Records for the exercise start

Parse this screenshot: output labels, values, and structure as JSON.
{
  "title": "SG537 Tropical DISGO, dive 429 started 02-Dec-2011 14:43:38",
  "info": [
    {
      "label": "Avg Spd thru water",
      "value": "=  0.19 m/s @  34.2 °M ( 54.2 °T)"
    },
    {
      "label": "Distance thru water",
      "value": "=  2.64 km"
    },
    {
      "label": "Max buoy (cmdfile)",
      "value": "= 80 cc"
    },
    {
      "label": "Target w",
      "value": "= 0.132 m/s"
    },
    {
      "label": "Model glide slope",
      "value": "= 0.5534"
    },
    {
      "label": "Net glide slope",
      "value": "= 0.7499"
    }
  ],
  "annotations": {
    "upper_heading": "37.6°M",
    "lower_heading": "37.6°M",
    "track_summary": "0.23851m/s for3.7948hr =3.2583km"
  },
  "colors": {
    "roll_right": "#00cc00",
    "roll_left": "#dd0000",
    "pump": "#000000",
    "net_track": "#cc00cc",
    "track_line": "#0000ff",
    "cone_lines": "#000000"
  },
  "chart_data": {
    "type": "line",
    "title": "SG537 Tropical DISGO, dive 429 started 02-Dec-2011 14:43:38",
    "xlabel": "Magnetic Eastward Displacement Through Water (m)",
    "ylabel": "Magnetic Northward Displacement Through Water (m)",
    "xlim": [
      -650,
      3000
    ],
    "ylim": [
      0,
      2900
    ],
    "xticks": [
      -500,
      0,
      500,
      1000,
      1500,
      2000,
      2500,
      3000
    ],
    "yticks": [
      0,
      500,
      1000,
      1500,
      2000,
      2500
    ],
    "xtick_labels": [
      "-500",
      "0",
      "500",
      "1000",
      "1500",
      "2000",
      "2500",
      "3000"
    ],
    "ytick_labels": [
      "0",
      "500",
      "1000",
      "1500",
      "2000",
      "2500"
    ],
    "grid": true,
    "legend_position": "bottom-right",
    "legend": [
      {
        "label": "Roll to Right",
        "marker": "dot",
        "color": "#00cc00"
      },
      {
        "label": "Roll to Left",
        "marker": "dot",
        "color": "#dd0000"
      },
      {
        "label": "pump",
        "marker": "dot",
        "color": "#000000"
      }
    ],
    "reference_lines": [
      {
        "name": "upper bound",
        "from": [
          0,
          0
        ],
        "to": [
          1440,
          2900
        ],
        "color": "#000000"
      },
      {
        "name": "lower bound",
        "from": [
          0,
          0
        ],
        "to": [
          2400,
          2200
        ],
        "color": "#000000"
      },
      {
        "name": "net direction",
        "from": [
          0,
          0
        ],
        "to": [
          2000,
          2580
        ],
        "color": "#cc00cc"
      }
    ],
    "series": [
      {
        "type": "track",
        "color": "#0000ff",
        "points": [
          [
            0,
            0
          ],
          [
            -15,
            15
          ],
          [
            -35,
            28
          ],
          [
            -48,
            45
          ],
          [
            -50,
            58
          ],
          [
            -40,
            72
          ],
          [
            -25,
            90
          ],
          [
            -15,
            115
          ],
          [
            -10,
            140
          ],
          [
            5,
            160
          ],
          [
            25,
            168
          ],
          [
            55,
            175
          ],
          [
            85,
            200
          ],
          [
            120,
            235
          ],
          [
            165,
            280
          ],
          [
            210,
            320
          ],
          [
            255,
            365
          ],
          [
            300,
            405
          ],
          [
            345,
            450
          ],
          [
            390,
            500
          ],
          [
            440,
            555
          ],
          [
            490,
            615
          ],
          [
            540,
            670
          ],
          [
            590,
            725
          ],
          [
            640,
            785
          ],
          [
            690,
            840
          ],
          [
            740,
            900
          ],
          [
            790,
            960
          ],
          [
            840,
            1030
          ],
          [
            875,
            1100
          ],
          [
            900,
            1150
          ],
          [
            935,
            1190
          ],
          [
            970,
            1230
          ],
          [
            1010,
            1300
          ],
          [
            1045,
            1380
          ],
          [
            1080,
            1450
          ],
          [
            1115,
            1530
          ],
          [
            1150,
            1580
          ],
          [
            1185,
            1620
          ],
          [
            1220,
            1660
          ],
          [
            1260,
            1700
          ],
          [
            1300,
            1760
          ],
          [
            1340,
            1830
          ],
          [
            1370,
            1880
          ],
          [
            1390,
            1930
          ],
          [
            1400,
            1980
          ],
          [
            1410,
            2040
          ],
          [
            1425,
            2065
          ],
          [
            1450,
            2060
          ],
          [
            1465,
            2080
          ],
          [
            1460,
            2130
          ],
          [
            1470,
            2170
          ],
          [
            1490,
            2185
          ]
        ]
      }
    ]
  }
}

Records for the exercise end

Restate the whole of the material exactly.

Output of the exercise:
Parse this screenshot: output labels, values, and structure as JSON.
{
  "title": "SG537 Tropical DISGO, dive 429 started 02-Dec-2011 14:43:38",
  "info": [
    {
      "label": "Avg Spd thru water",
      "value": "=  0.19 m/s @  34.2 °M ( 54.2 °T)"
    },
    {
      "label": "Distance thru water",
      "value": "=  2.64 km"
    },
    {
      "label": "Max buoy (cmdfile)",
      "value": "= 80 cc"
    },
    {
      "label": "Target w",
      "value": "= 0.132 m/s"
    },
    {
      "label": "Model glide slope",
      "value": "= 0.5534"
    },
    {
      "label": "Net glide slope",
      "value": "= 0.7499"
    }
  ],
  "annotations": {
    "upper_heading": "37.6°M",
    "lower_heading": "37.6°M",
    "track_summary": "0.23851m/s for3.7948hr =3.2583km"
  },
  "colors": {
    "roll_right": "#00cc00",
    "roll_left": "#dd0000",
    "pump": "#000000",
    "net_track": "#cc00cc",
    "track_line": "#0000ff",
    "cone_lines": "#000000"
  },
  "chart_data": {
    "type": "line",
    "title": "SG537 Tropical DISGO, dive 429 started 02-Dec-2011 14:43:38",
    "xlabel": "Magnetic Eastward Displacement Through Water (m)",
    "ylabel": "Magnetic Northward Displacement Through Water (m)",
    "xlim": [
      -650,
      3000
    ],
    "ylim": [
      0,
      2900
    ],
    "xticks": [
      -500,
      0,
      500,
      1000,
      1500,
      2000,
      2500,
      3000
    ],
    "yticks": [
      0,
      500,
      1000,
      1500,
      2000,
      2500
    ],
    "xtick_labels": [
      "-500",
      "0",
      "500",
      "1000",
      "1500",
      "2000",
      "2500",
      "3000"
    ],
    "ytick_labels": [
      "0",
      "500",
      "1000",
      "1500",
      "2000",
      "2500"
    ],
    "grid": true,
    "legend_position": "bottom-right",
    "legend": [
      {
        "label": "Roll to Right",
        "marker": "dot",
        "color": "#00cc00"
      },
      {
        "label": "Roll to Left",
        "marker": "dot",
        "color": "#dd0000"
      },
      {
        "label": "pump",
        "marker": "dot",
        "color": "#000000"
      }
    ],
    "reference_lines": [
      {
        "name": "upper bound",
        "from": [
          0,
          0
        ],
        "to": [
          1440,
          2900
        ],
        "color": "#000000"
      },
      {
        "name": "lower bound",
        "from": [
          0,
          0
        ],
        "to": [
          2400,
          2200
        ],
        "color": "#000000"
      },
      {
        "name": "net direction",
        "from": [
          0,
          0
        ],
        "to": [
          2000,
          2580
        ],
        "color": "#cc00cc"
      }
    ],
    "series": [
      {
        "type": "track",
        "color": "#0000ff",
        "points": [
          [
            0,
            0
          ],
          [
            -15,
            15
          ],
          [
            -35,
            28
          ],
          [
            -48,
            45
          ],
          [
            -50,
            58
          ],
          [
            -40,
            72
          ],
          [
            -25,
            90
          ],
          [
            -15,
            115
          ],
          [
            -10,
            140
          ],
          [
            5,
            160
          ],
          [
            25,
            168
          ],
          [
            55,
            175
          ],
          [
            85,
            200
          ],
          [
            120,
            235
          ],
          [
            165,
            280
          ],
          [
            210,
            320
          ],
          [
            255,
            365
          ],
          [
            300,
            405
          ],
          [
            345,
            450
          ],
          [
            390,
            500
          ],
          [
            440,
            555
          ],
          [
            490,
            615
          ],
          [
            540,
            670
          ],
          [
            590,
            725
          ],
          [
            640,
            785
          ],
          [
            690,
            840
          ],
          [
            740,
            900
          ],
          [
            790,
            960
          ],
          [
            840,
            1030
          ],
          [
            875,
            1100
          ],
          [
            900,
            1150
          ],
          [
            935,
            1190
          ],
          [
            970,
            1230
          ],
          [
            1010,
            1300
          ],
          [
            1045,
            1380
          ],
          [
            1080,
            1450
          ],
          [
            1115,
            1530
          ],
          [
            1150,
            1580
          ],
          [
            1185,
            1620
          ],
          [
            1220,
            1660
          ],
          [
            1260,
            1700
          ],
          [
            1300,
            1760
          ],
          [
            1340,
            1830
          ],
          [
            1370,
            1880
          ],
          [
            1390,
            1930
          ],
          [
            1400,
            1980
          ],
          [
            1410,
            2040
          ],
          [
            1425,
            2065
          ],
          [
            1450,
            2060
          ],
          [
            1465,
            2080
          ],
          [
            1460,
            2130
          ],
          [
            1470,
            2170
          ],
          [
            1490,
            2185
          ]
        ]
      }
    ]
  }
}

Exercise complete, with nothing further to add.